### PROVIDED MATERIAL
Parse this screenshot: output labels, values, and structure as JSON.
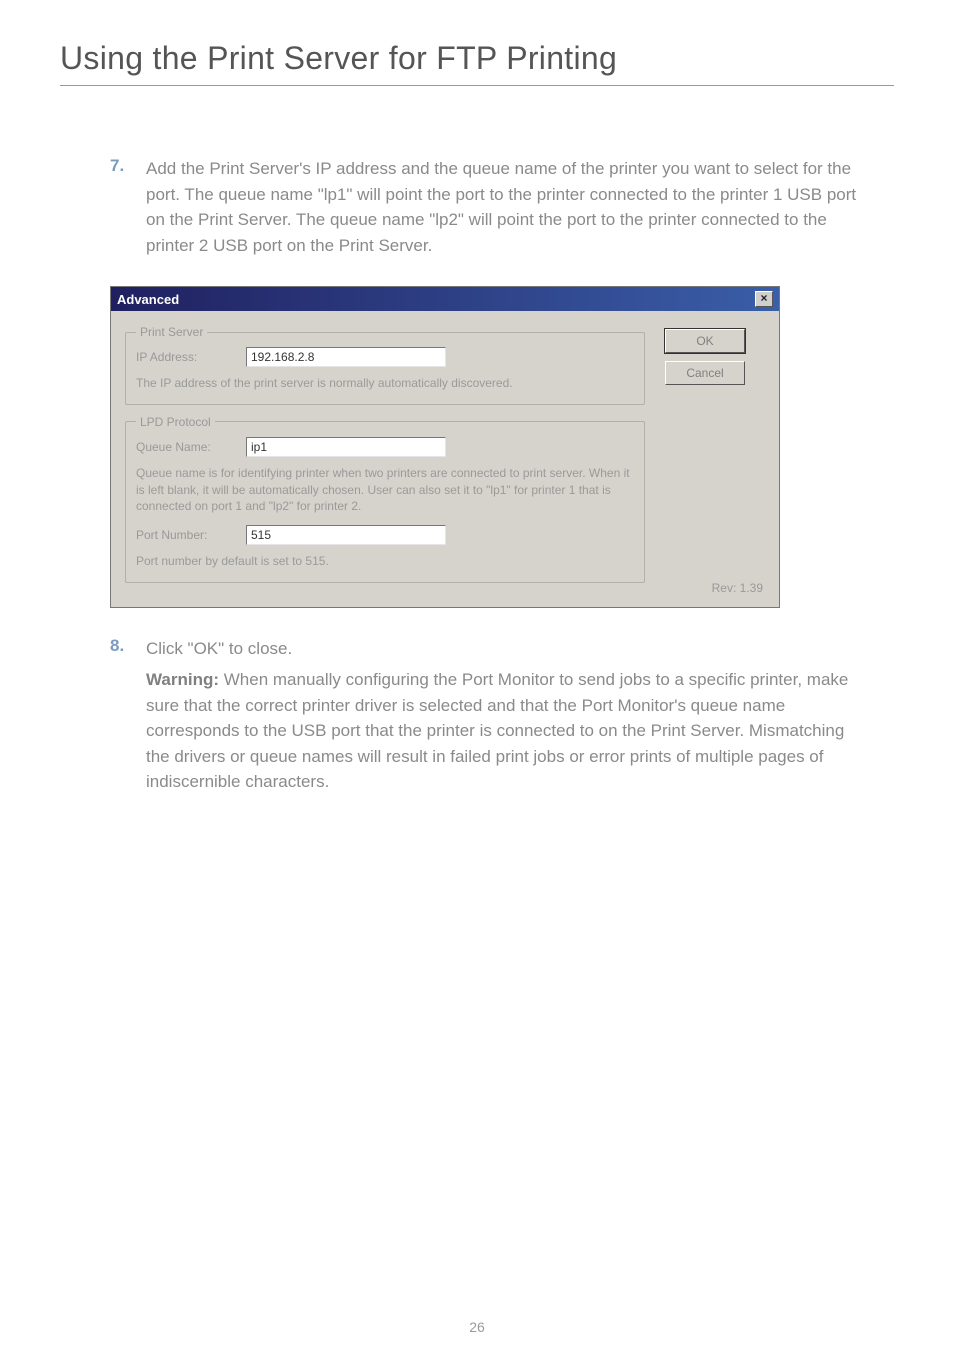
{
  "title": "Using the Print Server for FTP Printing",
  "step7": {
    "num": "7.",
    "text": "Add the Print Server's IP address and the queue name of the printer you want to select for the port. The queue name \"lp1\" will point the port to the printer connected to the printer 1 USB port on the Print Server. The queue name \"lp2\" will point the port to the printer connected to the printer 2 USB port on the Print Server."
  },
  "dialog": {
    "title": "Advanced",
    "close_glyph": "×",
    "ok_label": "OK",
    "cancel_label": "Cancel",
    "print_server": {
      "legend": "Print Server",
      "ip_label": "IP Address:",
      "ip_value": "192.168.2.8",
      "ip_note": "The IP address of the print server is normally automatically discovered."
    },
    "lpd": {
      "legend": "LPD Protocol",
      "queue_label": "Queue Name:",
      "queue_value": "ip1",
      "queue_note": "Queue name is for identifying printer when two printers are connected to print server. When it is left blank, it will be automatically chosen. User can also set it to \"lp1\" for printer 1 that is connected on port 1 and \"lp2\" for printer 2.",
      "port_label": "Port Number:",
      "port_value": "515",
      "port_note": "Port number by default is set to 515."
    },
    "rev": "Rev: 1.39"
  },
  "step8": {
    "num": "8.",
    "text": "Click \"OK\" to close."
  },
  "warning": {
    "label": "Warning:",
    "text": " When manually configuring the Port Monitor to send jobs to a specific printer, make sure that the correct printer driver is selected and that the Port Monitor's queue name corresponds to the USB port that the printer is connected to on the Print Server. Mismatching the drivers or queue names will result in failed print jobs or error prints of multiple pages of indiscernible characters."
  },
  "page_number": "26"
}
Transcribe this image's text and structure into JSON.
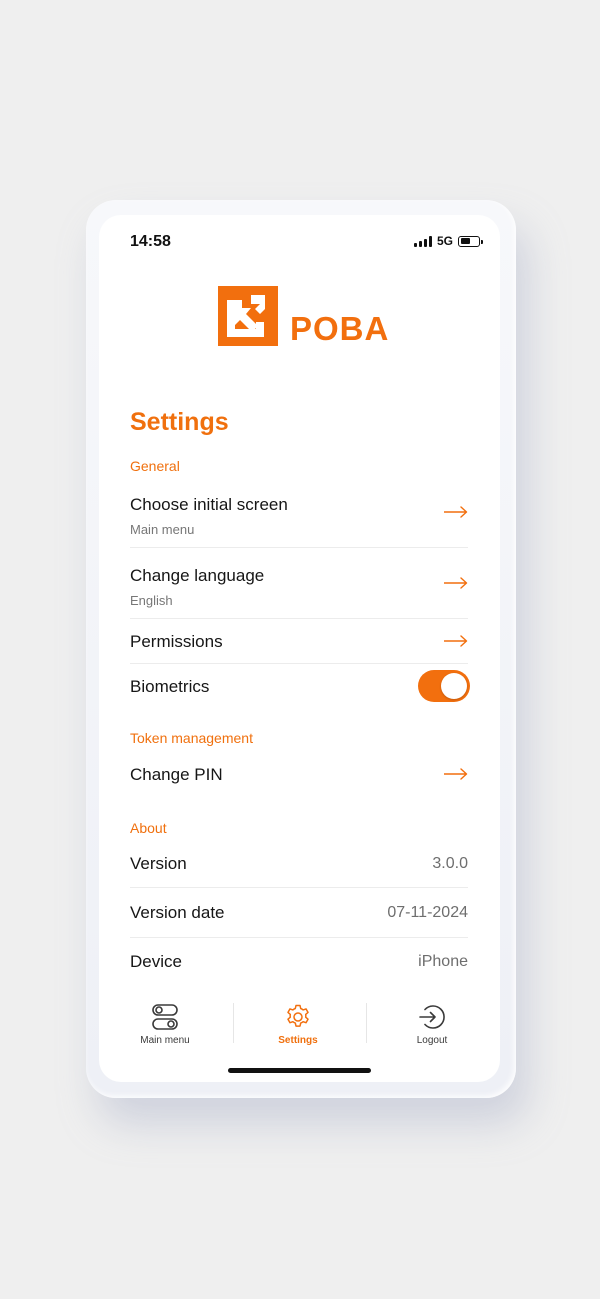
{
  "status_bar": {
    "time": "14:58",
    "network": "5G",
    "battery_level": 0.55
  },
  "logo": {
    "text": "POBA",
    "icon": "poba-logo-icon"
  },
  "page": {
    "title": "Settings"
  },
  "sections": {
    "general": {
      "label": "General",
      "initial_screen": {
        "title": "Choose initial screen",
        "value": "Main menu"
      },
      "language": {
        "title": "Change language",
        "value": "English"
      },
      "permissions": {
        "title": "Permissions"
      },
      "biometrics": {
        "title": "Biometrics",
        "enabled": true
      }
    },
    "token": {
      "label": "Token management",
      "change_pin": {
        "title": "Change PIN"
      }
    },
    "about": {
      "label": "About",
      "version": {
        "title": "Version",
        "value": "3.0.0"
      },
      "version_date": {
        "title": "Version date",
        "value": "07-11-2024"
      },
      "device": {
        "title": "Device",
        "value": "iPhone"
      }
    }
  },
  "tabbar": {
    "items": [
      {
        "label": "Main menu",
        "icon": "toggles-icon",
        "active": false
      },
      {
        "label": "Settings",
        "icon": "gear-icon",
        "active": true
      },
      {
        "label": "Logout",
        "icon": "logout-icon",
        "active": false
      }
    ]
  },
  "colors": {
    "accent": "#f26f0e",
    "text": "#161616",
    "muted": "#777777",
    "background": "#efefef"
  }
}
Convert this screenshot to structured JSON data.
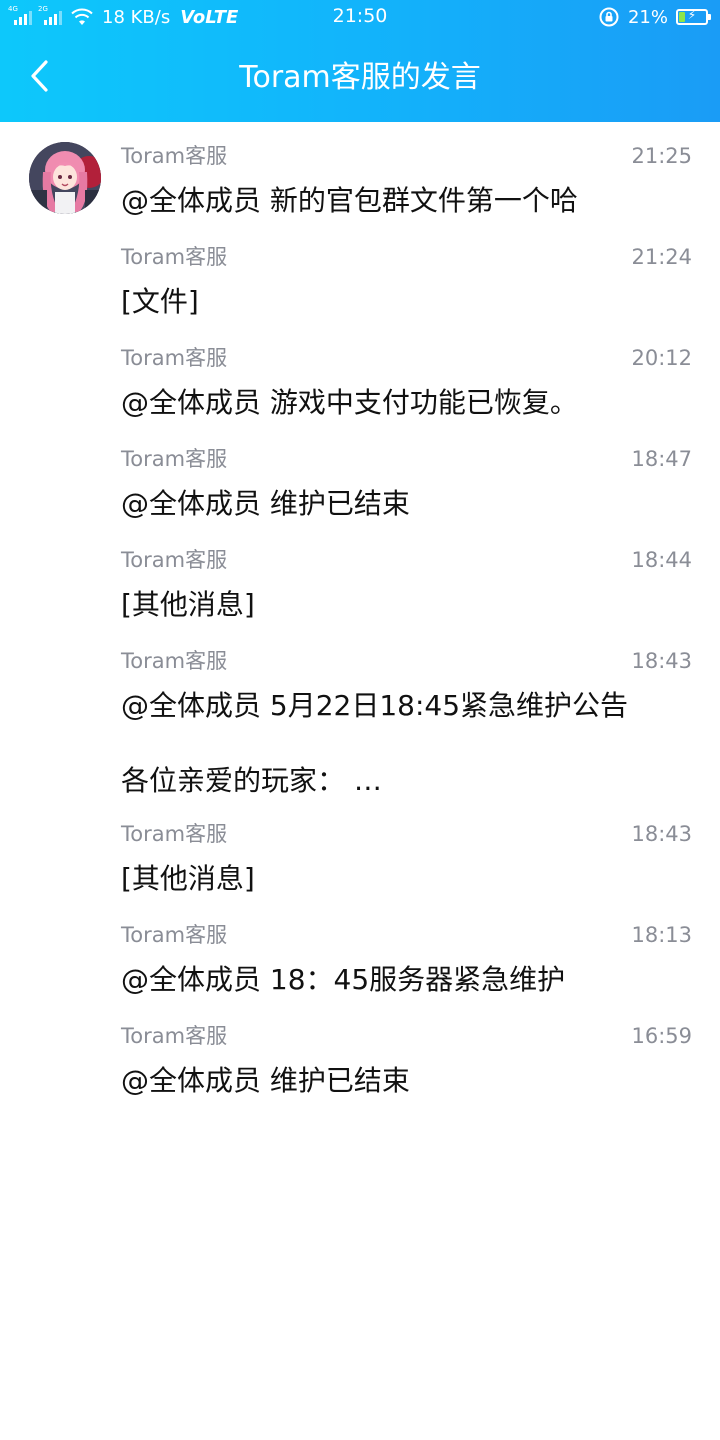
{
  "status_bar": {
    "net_4g": "4G",
    "net_2g": "2G",
    "speed": "18 KB/s",
    "volte": "VoLTE",
    "time": "21:50",
    "battery_pct": "21%",
    "battery_level": 0.21,
    "icons": [
      "signal-icon",
      "wifi-icon",
      "rotation-lock-icon",
      "battery-charging-icon"
    ]
  },
  "header": {
    "title": "Toram客服的发言",
    "back_icon": "chevron-left-icon"
  },
  "colors": {
    "header_start": "#0dc8fb",
    "header_end": "#1a9cf6",
    "meta_text": "#8a8d96",
    "body_text": "#111111"
  },
  "messages": [
    {
      "sender": "Toram客服",
      "time": "21:25",
      "text": "@全体成员 新的官包群文件第一个哈",
      "text2": ""
    },
    {
      "sender": "Toram客服",
      "time": "21:24",
      "text": "[文件]",
      "text2": ""
    },
    {
      "sender": "Toram客服",
      "time": "20:12",
      "text": "@全体成员 游戏中支付功能已恢复。",
      "text2": ""
    },
    {
      "sender": "Toram客服",
      "time": "18:47",
      "text": "@全体成员 维护已结束",
      "text2": ""
    },
    {
      "sender": "Toram客服",
      "time": "18:44",
      "text": "[其他消息]",
      "text2": ""
    },
    {
      "sender": "Toram客服",
      "time": "18:43",
      "text": "@全体成员 5月22日18:45紧急维护公告",
      "text2": "各位亲爱的玩家： …"
    },
    {
      "sender": "Toram客服",
      "time": "18:43",
      "text": "[其他消息]",
      "text2": ""
    },
    {
      "sender": "Toram客服",
      "time": "18:13",
      "text": "@全体成员 18：45服务器紧急维护",
      "text2": ""
    },
    {
      "sender": "Toram客服",
      "time": "16:59",
      "text": "@全体成员 维护已结束",
      "text2": ""
    }
  ]
}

### REQUIREMENT
From the entries above, output every line exactly and omit any image.

### THE RESPONSE
Parse this screenshot: output labels, values, and structure as JSON.
{
  "title": "Using the Print Server for FTP Printing",
  "step7": {
    "num": "7.",
    "text": "Add the Print Server's IP address and the queue name of the printer you want to select for the port. The queue name \"lp1\" will point the port to the printer connected to the printer 1 USB port on the Print Server. The queue name \"lp2\" will point the port to the printer connected to the printer 2 USB port on the Print Server."
  },
  "dialog": {
    "title": "Advanced",
    "close_glyph": "×",
    "ok_label": "OK",
    "cancel_label": "Cancel",
    "print_server": {
      "legend": "Print Server",
      "ip_label": "IP Address:",
      "ip_value": "192.168.2.8",
      "ip_note": "The IP address of the print server is normally automatically discovered."
    },
    "lpd": {
      "legend": "LPD Protocol",
      "queue_label": "Queue Name:",
      "queue_value": "ip1",
      "queue_note": "Queue name is for identifying printer when two printers are connected to print server. When it is left blank, it will be automatically chosen. User can also set it to \"lp1\" for printer 1 that is connected on port 1 and \"lp2\" for printer 2.",
      "port_label": "Port Number:",
      "port_value": "515",
      "port_note": "Port number by default is set to 515."
    },
    "rev": "Rev: 1.39"
  },
  "step8": {
    "num": "8.",
    "text": "Click \"OK\" to close."
  },
  "warning": {
    "label": "Warning:",
    "text": " When manually configuring the Port Monitor to send jobs to a specific printer, make sure that the correct printer driver is selected and that the Port Monitor's queue name corresponds to the USB port that the printer is connected to on the Print Server. Mismatching the drivers or queue names will result in failed print jobs or error prints of multiple pages of indiscernible characters."
  },
  "page_number": "26"
}
Transcribe this image's text and structure into JSON.
{
  "status_bar": {
    "time": "14:58",
    "network": "5G",
    "battery_level": 0.55
  },
  "logo": {
    "text": "POBA",
    "icon": "poba-logo-icon"
  },
  "page": {
    "title": "Settings"
  },
  "sections": {
    "general": {
      "label": "General",
      "initial_screen": {
        "title": "Choose initial screen",
        "value": "Main menu"
      },
      "language": {
        "title": "Change language",
        "value": "English"
      },
      "permissions": {
        "title": "Permissions"
      },
      "biometrics": {
        "title": "Biometrics",
        "enabled": true
      }
    },
    "token": {
      "label": "Token management",
      "change_pin": {
        "title": "Change PIN"
      }
    },
    "about": {
      "label": "About",
      "version": {
        "title": "Version",
        "value": "3.0.0"
      },
      "version_date": {
        "title": "Version date",
        "value": "07-11-2024"
      },
      "device": {
        "title": "Device",
        "value": "iPhone"
      }
    }
  },
  "tabbar": {
    "items": [
      {
        "label": "Main menu",
        "icon": "toggles-icon",
        "active": false
      },
      {
        "label": "Settings",
        "icon": "gear-icon",
        "active": true
      },
      {
        "label": "Logout",
        "icon": "logout-icon",
        "active": false
      }
    ]
  },
  "colors": {
    "accent": "#f26f0e",
    "text": "#161616",
    "muted": "#777777",
    "background": "#efefef"
  }
}
Convert this screenshot to structured JSON data.
{
  "status_bar": {
    "net_4g": "4G",
    "net_2g": "2G",
    "speed": "18 KB/s",
    "volte": "VoLTE",
    "time": "21:50",
    "battery_pct": "21%",
    "battery_level": 0.21,
    "icons": [
      "signal-icon",
      "wifi-icon",
      "rotation-lock-icon",
      "battery-charging-icon"
    ]
  },
  "header": {
    "title": "Toram客服的发言",
    "back_icon": "chevron-left-icon"
  },
  "colors": {
    "header_start": "#0dc8fb",
    "header_end": "#1a9cf6",
    "meta_text": "#8a8d96",
    "body_text": "#111111"
  },
  "messages": [
    {
      "sender": "Toram客服",
      "time": "21:25",
      "text": "@全体成员 新的官包群文件第一个哈",
      "text2": ""
    },
    {
      "sender": "Toram客服",
      "time": "21:24",
      "text": "[文件]",
      "text2": ""
    },
    {
      "sender": "Toram客服",
      "time": "20:12",
      "text": "@全体成员 游戏中支付功能已恢复。",
      "text2": ""
    },
    {
      "sender": "Toram客服",
      "time": "18:47",
      "text": "@全体成员 维护已结束",
      "text2": ""
    },
    {
      "sender": "Toram客服",
      "time": "18:44",
      "text": "[其他消息]",
      "text2": ""
    },
    {
      "sender": "Toram客服",
      "time": "18:43",
      "text": "@全体成员 5月22日18:45紧急维护公告",
      "text2": "各位亲爱的玩家： …"
    },
    {
      "sender": "Toram客服",
      "time": "18:43",
      "text": "[其他消息]",
      "text2": ""
    },
    {
      "sender": "Toram客服",
      "time": "18:13",
      "text": "@全体成员 18：45服务器紧急维护",
      "text2": ""
    },
    {
      "sender": "Toram客服",
      "time": "16:59",
      "text": "@全体成员 维护已结束",
      "text2": ""
    }
  ]
}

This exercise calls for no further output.